* SET PROBLEM
Start at the line containing "Output a JSON" and transcribe every line exactly through the end of the records below, and only those lines.

==============================

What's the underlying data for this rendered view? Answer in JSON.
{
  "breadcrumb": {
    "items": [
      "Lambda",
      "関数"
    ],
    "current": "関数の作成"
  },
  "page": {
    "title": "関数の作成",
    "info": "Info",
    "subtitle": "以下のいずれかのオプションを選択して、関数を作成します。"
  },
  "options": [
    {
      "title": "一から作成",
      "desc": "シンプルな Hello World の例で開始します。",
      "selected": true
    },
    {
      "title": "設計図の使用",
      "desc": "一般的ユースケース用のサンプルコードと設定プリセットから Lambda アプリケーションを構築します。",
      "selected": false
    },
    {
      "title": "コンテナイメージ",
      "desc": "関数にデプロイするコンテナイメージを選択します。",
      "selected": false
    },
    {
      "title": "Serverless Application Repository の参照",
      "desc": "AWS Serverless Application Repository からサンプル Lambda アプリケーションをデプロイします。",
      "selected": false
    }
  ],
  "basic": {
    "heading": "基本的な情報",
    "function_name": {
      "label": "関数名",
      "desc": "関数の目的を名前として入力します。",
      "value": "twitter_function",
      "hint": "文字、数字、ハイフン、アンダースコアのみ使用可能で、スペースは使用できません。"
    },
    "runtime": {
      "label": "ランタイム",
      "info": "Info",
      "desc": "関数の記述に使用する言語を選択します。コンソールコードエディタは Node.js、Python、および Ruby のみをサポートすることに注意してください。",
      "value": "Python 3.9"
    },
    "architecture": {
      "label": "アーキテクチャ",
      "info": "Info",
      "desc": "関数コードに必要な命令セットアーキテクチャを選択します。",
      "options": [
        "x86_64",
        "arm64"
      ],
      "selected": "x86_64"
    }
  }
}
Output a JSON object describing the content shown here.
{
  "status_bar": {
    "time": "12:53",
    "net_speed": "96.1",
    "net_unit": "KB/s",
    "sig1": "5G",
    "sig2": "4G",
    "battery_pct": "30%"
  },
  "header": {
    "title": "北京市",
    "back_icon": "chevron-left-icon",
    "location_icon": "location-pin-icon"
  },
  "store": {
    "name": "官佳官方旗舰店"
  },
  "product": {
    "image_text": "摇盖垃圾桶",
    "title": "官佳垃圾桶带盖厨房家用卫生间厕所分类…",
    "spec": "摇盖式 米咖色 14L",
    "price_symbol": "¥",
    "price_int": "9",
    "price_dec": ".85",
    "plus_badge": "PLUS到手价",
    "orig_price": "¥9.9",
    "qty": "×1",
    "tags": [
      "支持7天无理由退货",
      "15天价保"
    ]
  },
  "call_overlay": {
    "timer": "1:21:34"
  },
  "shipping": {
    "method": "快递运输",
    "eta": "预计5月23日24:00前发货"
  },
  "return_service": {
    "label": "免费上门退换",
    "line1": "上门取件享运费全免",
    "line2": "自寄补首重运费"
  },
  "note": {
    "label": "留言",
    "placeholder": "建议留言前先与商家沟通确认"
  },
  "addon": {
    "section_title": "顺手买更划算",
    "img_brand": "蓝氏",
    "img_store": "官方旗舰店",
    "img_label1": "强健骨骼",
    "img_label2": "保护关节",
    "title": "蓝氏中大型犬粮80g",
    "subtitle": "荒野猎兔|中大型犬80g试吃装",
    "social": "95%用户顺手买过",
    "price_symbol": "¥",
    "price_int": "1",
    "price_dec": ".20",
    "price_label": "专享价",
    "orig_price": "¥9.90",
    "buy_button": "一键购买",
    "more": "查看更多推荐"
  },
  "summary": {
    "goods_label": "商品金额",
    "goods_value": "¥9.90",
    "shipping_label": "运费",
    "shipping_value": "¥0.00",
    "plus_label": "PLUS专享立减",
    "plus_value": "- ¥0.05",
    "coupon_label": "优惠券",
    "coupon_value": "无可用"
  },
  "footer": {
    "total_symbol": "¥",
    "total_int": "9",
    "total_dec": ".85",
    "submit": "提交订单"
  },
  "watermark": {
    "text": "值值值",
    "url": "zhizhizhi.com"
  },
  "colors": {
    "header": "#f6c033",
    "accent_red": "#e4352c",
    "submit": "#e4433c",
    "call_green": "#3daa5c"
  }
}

==============================

* RESULT OF THE TASK
Output a JSON object describing the content shown here.
{
  "status_bar": {
    "time": "12:53",
    "net_speed": "96.1",
    "net_unit": "KB/s",
    "sig1": "5G",
    "sig2": "4G",
    "battery_pct": "30%"
  },
  "header": {
    "title": "北京市",
    "back_icon": "chevron-left-icon",
    "location_icon": "location-pin-icon"
  },
  "store": {
    "name": "官佳官方旗舰店"
  },
  "product": {
    "image_text": "摇盖垃圾桶",
    "title": "官佳垃圾桶带盖厨房家用卫生间厕所分类…",
    "spec": "摇盖式 米咖色 14L",
    "price_symbol": "¥",
    "price_int": "9",
    "price_dec": ".85",
    "plus_badge": "PLUS到手价",
    "orig_price": "¥9.9",
    "qty": "×1",
    "tags": [
      "支持7天无理由退货",
      "15天价保"
    ]
  },
  "call_overlay": {
    "timer": "1:21:34"
  },
  "shipping": {
    "method": "快递运输",
    "eta": "预计5月23日24:00前发货"
  },
  "return_service": {
    "label": "免费上门退换",
    "line1": "上门取件享运费全免",
    "line2": "自寄补首重运费"
  },
  "note": {
    "label": "留言",
    "placeholder": "建议留言前先与商家沟通确认"
  },
  "addon": {
    "section_title": "顺手买更划算",
    "img_brand": "蓝氏",
    "img_store": "官方旗舰店",
    "img_label1": "强健骨骼",
    "img_label2": "保护关节",
    "title": "蓝氏中大型犬粮80g",
    "subtitle": "荒野猎兔|中大型犬80g试吃装",
    "social": "95%用户顺手买过",
    "price_symbol": "¥",
    "price_int": "1",
    "price_dec": ".20",
    "price_label": "专享价",
    "orig_price": "¥9.90",
    "buy_button": "一键购买",
    "more": "查看更多推荐"
  },
  "summary": {
    "goods_label": "商品金额",
    "goods_value": "¥9.90",
    "shipping_label": "运费",
    "shipping_value": "¥0.00",
    "plus_label": "PLUS专享立减",
    "plus_value": "- ¥0.05",
    "coupon_label": "优惠券",
    "coupon_value": "无可用"
  },
  "footer": {
    "total_symbol": "¥",
    "total_int": "9",
    "total_dec": ".85",
    "submit": "提交订单"
  },
  "watermark": {
    "text": "值值值",
    "url": "zhizhizhi.com"
  },
  "colors": {
    "header": "#f6c033",
    "accent_red": "#e4352c",
    "submit": "#e4433c",
    "call_green": "#3daa5c"
  }
}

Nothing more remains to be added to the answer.